DATA EXCERPTS:
========================
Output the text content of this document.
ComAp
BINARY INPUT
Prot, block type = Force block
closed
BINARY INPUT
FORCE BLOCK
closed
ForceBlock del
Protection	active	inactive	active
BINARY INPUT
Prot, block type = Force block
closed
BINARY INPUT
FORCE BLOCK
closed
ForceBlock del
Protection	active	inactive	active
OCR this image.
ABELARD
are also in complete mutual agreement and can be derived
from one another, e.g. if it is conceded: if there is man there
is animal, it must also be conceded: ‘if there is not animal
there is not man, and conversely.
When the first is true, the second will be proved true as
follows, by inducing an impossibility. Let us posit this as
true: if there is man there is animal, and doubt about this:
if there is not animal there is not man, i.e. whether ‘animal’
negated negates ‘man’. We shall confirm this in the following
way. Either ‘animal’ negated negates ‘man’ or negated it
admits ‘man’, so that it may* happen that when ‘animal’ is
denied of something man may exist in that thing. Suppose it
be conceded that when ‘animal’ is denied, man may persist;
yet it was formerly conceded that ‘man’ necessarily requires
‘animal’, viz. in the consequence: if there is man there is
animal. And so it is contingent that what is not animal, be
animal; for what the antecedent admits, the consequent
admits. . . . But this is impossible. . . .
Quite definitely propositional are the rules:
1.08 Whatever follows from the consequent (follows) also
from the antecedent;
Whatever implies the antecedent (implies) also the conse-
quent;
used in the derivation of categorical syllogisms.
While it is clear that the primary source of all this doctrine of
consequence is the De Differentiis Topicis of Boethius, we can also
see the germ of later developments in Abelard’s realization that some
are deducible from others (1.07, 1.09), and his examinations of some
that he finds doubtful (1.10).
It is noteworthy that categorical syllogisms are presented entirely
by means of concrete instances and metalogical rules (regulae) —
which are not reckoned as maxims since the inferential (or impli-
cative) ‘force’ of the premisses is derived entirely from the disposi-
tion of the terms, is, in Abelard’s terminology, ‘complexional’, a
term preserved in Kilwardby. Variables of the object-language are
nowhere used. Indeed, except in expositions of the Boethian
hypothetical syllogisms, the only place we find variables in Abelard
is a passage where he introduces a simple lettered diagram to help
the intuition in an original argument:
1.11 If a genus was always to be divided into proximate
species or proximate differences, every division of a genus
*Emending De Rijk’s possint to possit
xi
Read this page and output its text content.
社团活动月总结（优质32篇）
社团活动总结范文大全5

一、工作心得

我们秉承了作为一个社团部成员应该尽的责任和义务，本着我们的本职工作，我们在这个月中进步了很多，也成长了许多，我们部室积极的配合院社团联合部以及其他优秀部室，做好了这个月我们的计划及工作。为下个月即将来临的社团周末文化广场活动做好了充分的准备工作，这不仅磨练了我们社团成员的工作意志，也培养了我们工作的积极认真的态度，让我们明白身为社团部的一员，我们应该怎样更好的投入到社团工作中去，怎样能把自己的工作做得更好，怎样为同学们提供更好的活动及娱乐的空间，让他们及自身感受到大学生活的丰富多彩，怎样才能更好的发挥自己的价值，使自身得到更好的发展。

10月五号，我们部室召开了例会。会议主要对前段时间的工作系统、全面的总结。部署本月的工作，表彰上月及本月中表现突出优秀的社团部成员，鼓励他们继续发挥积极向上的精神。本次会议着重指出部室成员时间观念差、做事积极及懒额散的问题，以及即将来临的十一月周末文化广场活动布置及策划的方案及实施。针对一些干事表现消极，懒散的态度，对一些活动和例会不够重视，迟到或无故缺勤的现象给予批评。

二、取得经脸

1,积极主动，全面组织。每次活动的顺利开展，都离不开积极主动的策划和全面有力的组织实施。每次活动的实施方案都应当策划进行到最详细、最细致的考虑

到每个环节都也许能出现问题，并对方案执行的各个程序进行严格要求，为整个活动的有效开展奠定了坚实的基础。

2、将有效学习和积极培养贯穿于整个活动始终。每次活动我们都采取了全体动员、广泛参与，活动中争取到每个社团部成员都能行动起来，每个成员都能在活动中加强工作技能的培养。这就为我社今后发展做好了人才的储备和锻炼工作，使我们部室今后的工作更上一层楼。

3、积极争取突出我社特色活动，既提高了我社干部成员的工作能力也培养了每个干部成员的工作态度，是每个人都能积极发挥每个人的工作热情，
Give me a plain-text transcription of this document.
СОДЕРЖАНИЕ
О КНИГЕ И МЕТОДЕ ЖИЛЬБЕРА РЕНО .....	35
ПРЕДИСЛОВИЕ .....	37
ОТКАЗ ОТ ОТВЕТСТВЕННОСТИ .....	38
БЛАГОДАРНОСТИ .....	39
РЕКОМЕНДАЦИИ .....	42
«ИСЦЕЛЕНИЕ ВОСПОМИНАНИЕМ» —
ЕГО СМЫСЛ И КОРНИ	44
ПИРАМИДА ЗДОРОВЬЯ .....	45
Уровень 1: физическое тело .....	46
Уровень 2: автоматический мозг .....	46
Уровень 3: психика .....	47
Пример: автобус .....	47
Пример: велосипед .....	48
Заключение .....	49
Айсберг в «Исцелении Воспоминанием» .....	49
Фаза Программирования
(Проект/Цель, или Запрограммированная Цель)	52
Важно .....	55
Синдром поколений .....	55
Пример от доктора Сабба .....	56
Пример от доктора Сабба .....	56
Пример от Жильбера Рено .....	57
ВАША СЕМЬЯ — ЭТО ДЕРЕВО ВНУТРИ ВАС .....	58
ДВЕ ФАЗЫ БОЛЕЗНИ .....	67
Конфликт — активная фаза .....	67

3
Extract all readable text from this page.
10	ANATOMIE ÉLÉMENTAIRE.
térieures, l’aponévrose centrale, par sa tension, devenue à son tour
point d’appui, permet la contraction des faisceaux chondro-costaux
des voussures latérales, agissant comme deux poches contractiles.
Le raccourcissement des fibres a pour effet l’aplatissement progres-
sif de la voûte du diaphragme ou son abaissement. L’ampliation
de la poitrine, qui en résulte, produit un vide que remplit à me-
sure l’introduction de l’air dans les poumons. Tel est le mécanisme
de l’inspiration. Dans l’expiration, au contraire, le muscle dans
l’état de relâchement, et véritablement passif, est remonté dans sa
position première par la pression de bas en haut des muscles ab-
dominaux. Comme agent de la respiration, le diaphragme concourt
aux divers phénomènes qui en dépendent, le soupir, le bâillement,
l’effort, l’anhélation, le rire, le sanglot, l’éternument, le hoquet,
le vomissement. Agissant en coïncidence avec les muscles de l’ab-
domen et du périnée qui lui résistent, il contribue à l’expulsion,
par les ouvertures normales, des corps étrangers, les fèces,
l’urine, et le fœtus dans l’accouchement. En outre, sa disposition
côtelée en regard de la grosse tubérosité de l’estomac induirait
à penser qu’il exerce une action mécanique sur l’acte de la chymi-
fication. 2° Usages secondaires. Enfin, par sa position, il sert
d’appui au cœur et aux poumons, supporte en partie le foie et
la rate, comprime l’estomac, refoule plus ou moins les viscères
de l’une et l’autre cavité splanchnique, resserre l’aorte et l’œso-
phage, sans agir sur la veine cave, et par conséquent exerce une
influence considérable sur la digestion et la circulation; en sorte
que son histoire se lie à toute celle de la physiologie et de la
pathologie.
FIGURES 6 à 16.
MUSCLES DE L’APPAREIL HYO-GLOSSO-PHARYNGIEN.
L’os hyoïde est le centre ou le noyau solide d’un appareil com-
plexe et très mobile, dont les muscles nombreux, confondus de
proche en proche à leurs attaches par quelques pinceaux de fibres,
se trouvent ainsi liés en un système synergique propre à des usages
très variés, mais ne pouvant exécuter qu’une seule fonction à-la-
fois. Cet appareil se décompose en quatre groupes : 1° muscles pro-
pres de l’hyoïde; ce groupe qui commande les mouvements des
========================
EXERCISE INSTRUCTIONS: Of the lines above, copy each that contains "from".

SOLUTION FOR THIS PROBLEM:
from one another, e.g. if it is conceded: if there is man there
1.08 Whatever follows from the consequent (follows) also
from the antecedent;
are deducible from others (1.07, 1.09), and his examinations of some
cative) ‘force’ of the premisses is derived entirely from the disposi-
Extract all readable text from this page.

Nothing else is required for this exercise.